BEGIN TASK INPUTS

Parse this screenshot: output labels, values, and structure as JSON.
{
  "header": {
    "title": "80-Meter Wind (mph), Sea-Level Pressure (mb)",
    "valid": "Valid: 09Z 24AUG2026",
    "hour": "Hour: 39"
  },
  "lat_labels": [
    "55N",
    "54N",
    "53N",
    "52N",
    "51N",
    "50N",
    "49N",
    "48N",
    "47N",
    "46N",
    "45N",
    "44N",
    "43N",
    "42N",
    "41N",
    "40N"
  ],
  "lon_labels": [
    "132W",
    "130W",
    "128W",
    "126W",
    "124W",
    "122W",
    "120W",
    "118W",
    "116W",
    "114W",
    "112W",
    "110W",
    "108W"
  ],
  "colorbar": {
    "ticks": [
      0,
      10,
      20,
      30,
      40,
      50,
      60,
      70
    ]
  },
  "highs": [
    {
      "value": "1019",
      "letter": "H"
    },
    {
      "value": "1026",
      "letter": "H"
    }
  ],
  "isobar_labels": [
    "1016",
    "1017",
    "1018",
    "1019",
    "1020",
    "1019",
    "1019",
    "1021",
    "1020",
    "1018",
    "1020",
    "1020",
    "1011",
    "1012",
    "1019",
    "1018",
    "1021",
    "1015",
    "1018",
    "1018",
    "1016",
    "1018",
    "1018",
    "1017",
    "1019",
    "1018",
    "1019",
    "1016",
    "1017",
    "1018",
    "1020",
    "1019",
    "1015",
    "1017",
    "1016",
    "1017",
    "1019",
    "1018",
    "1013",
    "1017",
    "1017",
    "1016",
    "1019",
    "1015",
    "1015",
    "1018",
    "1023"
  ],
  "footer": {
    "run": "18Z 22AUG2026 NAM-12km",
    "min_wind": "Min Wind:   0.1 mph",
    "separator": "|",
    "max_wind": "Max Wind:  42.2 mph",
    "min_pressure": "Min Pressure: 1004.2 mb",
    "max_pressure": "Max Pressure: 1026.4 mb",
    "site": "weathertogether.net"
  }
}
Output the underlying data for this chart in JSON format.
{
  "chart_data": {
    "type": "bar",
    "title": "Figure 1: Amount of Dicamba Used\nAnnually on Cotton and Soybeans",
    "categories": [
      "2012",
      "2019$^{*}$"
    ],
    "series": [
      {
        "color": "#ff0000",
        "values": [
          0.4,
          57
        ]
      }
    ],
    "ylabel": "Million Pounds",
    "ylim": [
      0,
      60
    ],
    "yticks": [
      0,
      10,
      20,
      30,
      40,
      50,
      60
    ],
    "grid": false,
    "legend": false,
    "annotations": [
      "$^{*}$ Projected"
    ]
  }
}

END TASK INPUTS

EXERCISE BRIEF -
The listing above should be transcribed in full, exactly as written.

SOLVED PROBLEM -
Parse this screenshot: output labels, values, and structure as JSON.
{
  "header": {
    "title": "80-Meter Wind (mph), Sea-Level Pressure (mb)",
    "valid": "Valid: 09Z 24AUG2026",
    "hour": "Hour: 39"
  },
  "lat_labels": [
    "55N",
    "54N",
    "53N",
    "52N",
    "51N",
    "50N",
    "49N",
    "48N",
    "47N",
    "46N",
    "45N",
    "44N",
    "43N",
    "42N",
    "41N",
    "40N"
  ],
  "lon_labels": [
    "132W",
    "130W",
    "128W",
    "126W",
    "124W",
    "122W",
    "120W",
    "118W",
    "116W",
    "114W",
    "112W",
    "110W",
    "108W"
  ],
  "colorbar": {
    "ticks": [
      0,
      10,
      20,
      30,
      40,
      50,
      60,
      70
    ]
  },
  "highs": [
    {
      "value": "1019",
      "letter": "H"
    },
    {
      "value": "1026",
      "letter": "H"
    }
  ],
  "isobar_labels": [
    "1016",
    "1017",
    "1018",
    "1019",
    "1020",
    "1019",
    "1019",
    "1021",
    "1020",
    "1018",
    "1020",
    "1020",
    "1011",
    "1012",
    "1019",
    "1018",
    "1021",
    "1015",
    "1018",
    "1018",
    "1016",
    "1018",
    "1018",
    "1017",
    "1019",
    "1018",
    "1019",
    "1016",
    "1017",
    "1018",
    "1020",
    "1019",
    "1015",
    "1017",
    "1016",
    "1017",
    "1019",
    "1018",
    "1013",
    "1017",
    "1017",
    "1016",
    "1019",
    "1015",
    "1015",
    "1018",
    "1023"
  ],
  "footer": {
    "run": "18Z 22AUG2026 NAM-12km",
    "min_wind": "Min Wind:   0.1 mph",
    "separator": "|",
    "max_wind": "Max Wind:  42.2 mph",
    "min_pressure": "Min Pressure: 1004.2 mb",
    "max_pressure": "Max Pressure: 1026.4 mb",
    "site": "weathertogether.net"
  }
}
Output the underlying data for this chart in JSON format.
{
  "chart_data": {
    "type": "bar",
    "title": "Figure 1: Amount of Dicamba Used\nAnnually on Cotton and Soybeans",
    "categories": [
      "2012",
      "2019$^{*}$"
    ],
    "series": [
      {
        "color": "#ff0000",
        "values": [
          0.4,
          57
        ]
      }
    ],
    "ylabel": "Million Pounds",
    "ylim": [
      0,
      60
    ],
    "yticks": [
      0,
      10,
      20,
      30,
      40,
      50,
      60
    ],
    "grid": false,
    "legend": false,
    "annotations": [
      "$^{*}$ Projected"
    ]
  }
}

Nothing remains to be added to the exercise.